**Source excerpt:**
Carr v. Jacuzzi Bros., Inc.

210 S.E.2d 16 | Ga. Ct. App. | 1974

133 Ga. App. 70 (1974)
210 S.E.2d 16

CARR
v.
JACUZZI BROTHERS, INC.

49173.

Court of Appeals of Georgia.

Argued April 4, 1974.
Decided September 9, 1974.
Rehearing Denied October 18, 1974.

Carr & Abney, W. Pitts Carr, for appellant.

Gambrell, Russell, Killorin, Wade & Forbes, David A. Handley, Robert B. Wedge, for appellee.

EBERHARDT, Presiding Judge.

J. C. Carr, who had been in the well drilling business for 20 years or more, purchased line shaft turbine pumps and submersible pumps from Jacuzzi Brothers, who manufactured them, for installation in the wells.

He brought suit against Jacuzzi to recover damages which he says he suffered because of failure of certain of the pumps to operate properly and which he says arose from the manufacturer's negligence in design and manufacture and to a breach of its warranty of merchantability.

Mr. Carr testified that there had been certain conditions of sale and warranty both in Jacuzzi's catalog from which he ordered merchandise and on the back of all invoices for the materials purchased, but that he had never read them. When these were produced it appeared that by an express warranty against defects in workmanship and materials it was limited to merchandise returned within one year from the date of purchase. He admitted that a one-year warranty was common to the industry as a whole, and he understood that this applied with Jacuzzi.

A number of the pumps failed, either because of a whip in the line, or some defect in the bearings, but with possibly one exception (L. H. Singletary) the failures all occurred more than a year after actual installation. An expert, a metallurgic engineer, testifying for the plaintiff, *71 had found variances in the diameters of some of the rubber bearings of from 5/1000 to 10/1000 of an inch, which he could not say was beyond an allowable tolerance, but in his opinion the alignment of the line shaft had not been sufficiently close to keep a whipping action from developing and causing the bearings to swell and freeze, and to cause accumulating rust in the pipe to come loose and go into the pumped water. However, he had seen none of the installations and could not say whether the faulty alignment may have resulted from manufacture or installation. He had made no measurements showing that the equipment as manufactured was not within tolerance for necessary and proper use, or that it was not reasonably suited for the uses intended.

Mr. Carr testified that the complaint which he received from his customers was "red water" in the lines which came from rust in the line shafter or column, which resulted in staining clothing washed in the water. He attributed the presence of iron rust to alignment and bearing troubles, admitting however, that the presence of rust on the inside of the column was to be expected, but asserting that without the whipping or vibrating of the shaft the rust would not come loose and cause trouble.

**Tasks for this exercise:**
1) In the Carr v. Jacuzzi court opinion, how long had J. C. Carr been in the well drilling business?
2) Please carry the Carr v. Jacuzzi court opinion forward from its last sentence.

**Stored data:**
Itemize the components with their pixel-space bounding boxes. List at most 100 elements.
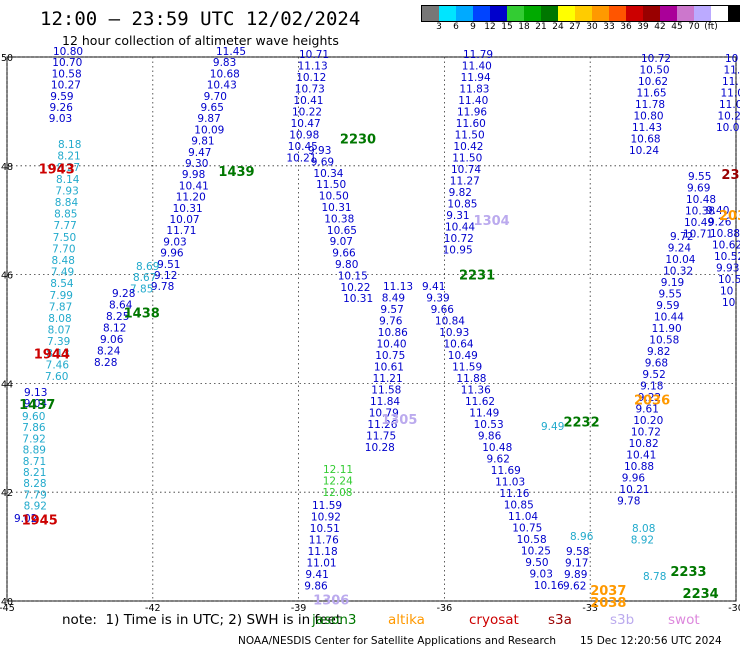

**Exercise responses:**
1) 20 years or more.

2)
Because of this red water problem he had pulled the shafts and made repairs and replacements of bearings on a number of his customers' pumps, but he had kept no record as to the cost of labor or material used in doing so. There were further repairs to be made on some of these pumps and on others. An estimate was made of the cost, including the repairs already made and those which would have to be made in the future. It was prepared by his attorney and used by him in testifying. "I have no adequate records as to my expenses in making the repairs," he stated, and asserted that "we are making claims for what we are going to have to do ultimately."

He became dissatisfied with Jacuzzi pumps and returned all new equipment in his inventory to its plant, for which he received full credit. He also returned some used equipment, for which Jacuzzi was unwilling to allow credit, the return being made more than a year after sale.

*72 He had brought Jacuzzi pumps, etc. from its plant at Loanoke, Arkansas to his place of business at Thomasville on his trucks and Jacuzzi had agreed to allow him credit for transportation at common carrier rates, but he now seeks recovery on the basis of what it had cost him to haul it on his trucks, and offered no proof of what the common carrier rates or amounts would be.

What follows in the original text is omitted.